**Stated task:**
Write each line out again exactly as written.

# # # # #

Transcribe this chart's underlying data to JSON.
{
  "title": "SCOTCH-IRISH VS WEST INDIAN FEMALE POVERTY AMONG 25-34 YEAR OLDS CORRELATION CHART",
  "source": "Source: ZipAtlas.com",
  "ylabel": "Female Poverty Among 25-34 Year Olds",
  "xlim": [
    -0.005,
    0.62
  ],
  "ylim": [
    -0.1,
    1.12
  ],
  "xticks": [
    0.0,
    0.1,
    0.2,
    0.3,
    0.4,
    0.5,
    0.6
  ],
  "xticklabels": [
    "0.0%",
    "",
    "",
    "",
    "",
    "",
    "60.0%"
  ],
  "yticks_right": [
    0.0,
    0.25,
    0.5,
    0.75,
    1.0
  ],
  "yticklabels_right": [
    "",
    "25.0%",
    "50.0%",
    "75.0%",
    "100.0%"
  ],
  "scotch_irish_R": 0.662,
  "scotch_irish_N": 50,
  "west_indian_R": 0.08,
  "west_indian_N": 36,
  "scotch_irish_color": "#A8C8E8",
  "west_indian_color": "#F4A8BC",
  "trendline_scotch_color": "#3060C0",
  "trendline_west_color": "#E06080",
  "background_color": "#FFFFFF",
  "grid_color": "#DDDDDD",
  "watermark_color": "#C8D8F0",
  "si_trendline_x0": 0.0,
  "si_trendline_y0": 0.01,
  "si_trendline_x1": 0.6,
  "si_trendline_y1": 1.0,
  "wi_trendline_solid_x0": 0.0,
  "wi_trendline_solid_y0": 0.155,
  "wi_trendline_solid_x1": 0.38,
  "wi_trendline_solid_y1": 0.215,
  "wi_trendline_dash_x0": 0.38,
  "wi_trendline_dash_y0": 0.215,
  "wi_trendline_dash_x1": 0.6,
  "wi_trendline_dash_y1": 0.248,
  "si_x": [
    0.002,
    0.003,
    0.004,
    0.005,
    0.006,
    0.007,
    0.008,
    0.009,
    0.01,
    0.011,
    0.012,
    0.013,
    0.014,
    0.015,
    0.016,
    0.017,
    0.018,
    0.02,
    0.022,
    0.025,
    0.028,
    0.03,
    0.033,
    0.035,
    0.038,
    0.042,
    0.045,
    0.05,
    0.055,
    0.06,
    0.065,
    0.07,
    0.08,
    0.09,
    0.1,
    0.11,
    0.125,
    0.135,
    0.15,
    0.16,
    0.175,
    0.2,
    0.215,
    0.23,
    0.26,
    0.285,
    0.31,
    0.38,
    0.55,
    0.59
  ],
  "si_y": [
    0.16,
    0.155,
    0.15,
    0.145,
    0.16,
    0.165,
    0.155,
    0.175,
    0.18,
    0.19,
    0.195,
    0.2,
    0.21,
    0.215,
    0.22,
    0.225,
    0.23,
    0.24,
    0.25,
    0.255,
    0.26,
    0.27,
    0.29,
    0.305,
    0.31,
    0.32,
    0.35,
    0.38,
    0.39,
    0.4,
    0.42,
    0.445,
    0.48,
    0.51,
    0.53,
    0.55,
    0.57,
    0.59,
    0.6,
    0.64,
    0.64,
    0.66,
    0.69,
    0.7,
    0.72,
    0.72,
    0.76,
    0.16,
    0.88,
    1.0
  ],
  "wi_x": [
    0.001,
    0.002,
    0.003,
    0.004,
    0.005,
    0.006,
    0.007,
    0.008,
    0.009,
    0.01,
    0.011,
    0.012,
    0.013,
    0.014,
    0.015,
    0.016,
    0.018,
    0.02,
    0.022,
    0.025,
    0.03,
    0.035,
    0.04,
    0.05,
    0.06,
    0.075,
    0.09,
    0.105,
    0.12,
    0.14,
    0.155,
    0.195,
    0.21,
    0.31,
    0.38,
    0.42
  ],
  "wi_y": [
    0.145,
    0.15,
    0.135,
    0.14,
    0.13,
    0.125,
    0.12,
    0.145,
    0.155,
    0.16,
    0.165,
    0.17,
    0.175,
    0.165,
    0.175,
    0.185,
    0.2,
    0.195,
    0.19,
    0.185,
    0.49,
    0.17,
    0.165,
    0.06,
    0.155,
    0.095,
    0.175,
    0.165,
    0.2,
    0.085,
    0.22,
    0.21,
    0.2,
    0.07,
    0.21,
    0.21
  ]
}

# # # # #

**Response to this task:**
Transcribe this chart's underlying data to JSON.
{
  "title": "SCOTCH-IRISH VS WEST INDIAN FEMALE POVERTY AMONG 25-34 YEAR OLDS CORRELATION CHART",
  "source": "Source: ZipAtlas.com",
  "ylabel": "Female Poverty Among 25-34 Year Olds",
  "xlim": [
    -0.005,
    0.62
  ],
  "ylim": [
    -0.1,
    1.12
  ],
  "xticks": [
    0.0,
    0.1,
    0.2,
    0.3,
    0.4,
    0.5,
    0.6
  ],
  "xticklabels": [
    "0.0%",
    "",
    "",
    "",
    "",
    "",
    "60.0%"
  ],
  "yticks_right": [
    0.0,
    0.25,
    0.5,
    0.75,
    1.0
  ],
  "yticklabels_right": [
    "",
    "25.0%",
    "50.0%",
    "75.0%",
    "100.0%"
  ],
  "scotch_irish_R": 0.662,
  "scotch_irish_N": 50,
  "west_indian_R": 0.08,
  "west_indian_N": 36,
  "scotch_irish_color": "#A8C8E8",
  "west_indian_color": "#F4A8BC",
  "trendline_scotch_color": "#3060C0",
  "trendline_west_color": "#E06080",
  "background_color": "#FFFFFF",
  "grid_color": "#DDDDDD",
  "watermark_color": "#C8D8F0",
  "si_trendline_x0": 0.0,
  "si_trendline_y0": 0.01,
  "si_trendline_x1": 0.6,
  "si_trendline_y1": 1.0,
  "wi_trendline_solid_x0": 0.0,
  "wi_trendline_solid_y0": 0.155,
  "wi_trendline_solid_x1": 0.38,
  "wi_trendline_solid_y1": 0.215,
  "wi_trendline_dash_x0": 0.38,
  "wi_trendline_dash_y0": 0.215,
  "wi_trendline_dash_x1": 0.6,
  "wi_trendline_dash_y1": 0.248,
  "si_x": [
    0.002,
    0.003,
    0.004,
    0.005,
    0.006,
    0.007,
    0.008,
    0.009,
    0.01,
    0.011,
    0.012,
    0.013,
    0.014,
    0.015,
    0.016,
    0.017,
    0.018,
    0.02,
    0.022,
    0.025,
    0.028,
    0.03,
    0.033,
    0.035,
    0.038,
    0.042,
    0.045,
    0.05,
    0.055,
    0.06,
    0.065,
    0.07,
    0.08,
    0.09,
    0.1,
    0.11,
    0.125,
    0.135,
    0.15,
    0.16,
    0.175,
    0.2,
    0.215,
    0.23,
    0.26,
    0.285,
    0.31,
    0.38,
    0.55,
    0.59
  ],
  "si_y": [
    0.16,
    0.155,
    0.15,
    0.145,
    0.16,
    0.165,
    0.155,
    0.175,
    0.18,
    0.19,
    0.195,
    0.2,
    0.21,
    0.215,
    0.22,
    0.225,
    0.23,
    0.24,
    0.25,
    0.255,
    0.26,
    0.27,
    0.29,
    0.305,
    0.31,
    0.32,
    0.35,
    0.38,
    0.39,
    0.4,
    0.42,
    0.445,
    0.48,
    0.51,
    0.53,
    0.55,
    0.57,
    0.59,
    0.6,
    0.64,
    0.64,
    0.66,
    0.69,
    0.7,
    0.72,
    0.72,
    0.76,
    0.16,
    0.88,
    1.0
  ],
  "wi_x": [
    0.001,
    0.002,
    0.003,
    0.004,
    0.005,
    0.006,
    0.007,
    0.008,
    0.009,
    0.01,
    0.011,
    0.012,
    0.013,
    0.014,
    0.015,
    0.016,
    0.018,
    0.02,
    0.022,
    0.025,
    0.03,
    0.035,
    0.04,
    0.05,
    0.06,
    0.075,
    0.09,
    0.105,
    0.12,
    0.14,
    0.155,
    0.195,
    0.21,
    0.31,
    0.38,
    0.42
  ],
  "wi_y": [
    0.145,
    0.15,
    0.135,
    0.14,
    0.13,
    0.125,
    0.12,
    0.145,
    0.155,
    0.16,
    0.165,
    0.17,
    0.175,
    0.165,
    0.175,
    0.185,
    0.2,
    0.195,
    0.19,
    0.185,
    0.49,
    0.17,
    0.165,
    0.06,
    0.155,
    0.095,
    0.175,
    0.165,
    0.2,
    0.085,
    0.22,
    0.21,
    0.2,
    0.07,
    0.21,
    0.21
  ]
}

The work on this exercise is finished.